- **TASK TO CARRY OUT**
Every record that follows must be duplicated exactly, with images left out.

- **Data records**

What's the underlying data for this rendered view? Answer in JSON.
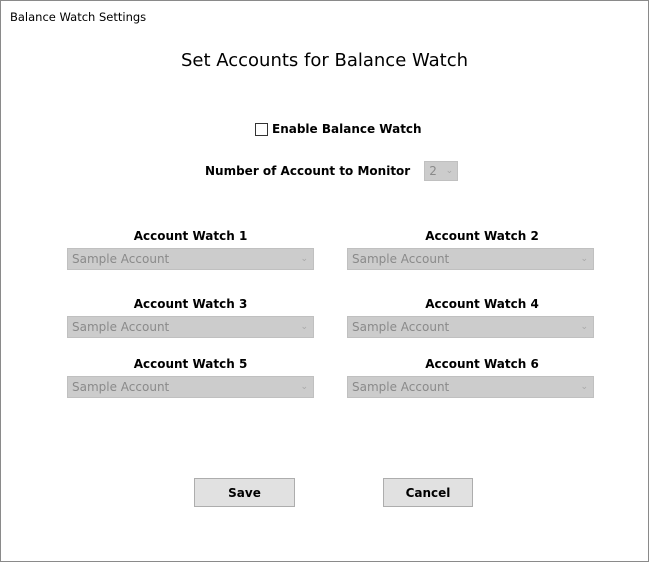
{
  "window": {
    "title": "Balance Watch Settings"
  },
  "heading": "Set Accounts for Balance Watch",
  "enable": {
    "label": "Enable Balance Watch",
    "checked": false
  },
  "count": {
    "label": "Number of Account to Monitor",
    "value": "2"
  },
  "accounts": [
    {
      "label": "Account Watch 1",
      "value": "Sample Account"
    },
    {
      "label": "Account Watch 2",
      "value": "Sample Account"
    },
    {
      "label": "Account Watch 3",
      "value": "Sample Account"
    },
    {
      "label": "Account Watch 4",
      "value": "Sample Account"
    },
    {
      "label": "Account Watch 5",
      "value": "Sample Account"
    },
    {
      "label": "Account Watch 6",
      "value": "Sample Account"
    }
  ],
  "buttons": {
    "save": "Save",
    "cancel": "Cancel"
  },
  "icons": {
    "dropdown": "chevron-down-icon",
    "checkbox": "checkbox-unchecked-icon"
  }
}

- **WRITTEN ANSWER**
What's the underlying data for this rendered view? Answer in JSON.
{
  "window": {
    "title": "Balance Watch Settings"
  },
  "heading": "Set Accounts for Balance Watch",
  "enable": {
    "label": "Enable Balance Watch",
    "checked": false
  },
  "count": {
    "label": "Number of Account to Monitor",
    "value": "2"
  },
  "accounts": [
    {
      "label": "Account Watch 1",
      "value": "Sample Account"
    },
    {
      "label": "Account Watch 2",
      "value": "Sample Account"
    },
    {
      "label": "Account Watch 3",
      "value": "Sample Account"
    },
    {
      "label": "Account Watch 4",
      "value": "Sample Account"
    },
    {
      "label": "Account Watch 5",
      "value": "Sample Account"
    },
    {
      "label": "Account Watch 6",
      "value": "Sample Account"
    }
  ],
  "buttons": {
    "save": "Save",
    "cancel": "Cancel"
  },
  "icons": {
    "dropdown": "chevron-down-icon",
    "checkbox": "checkbox-unchecked-icon"
  }
}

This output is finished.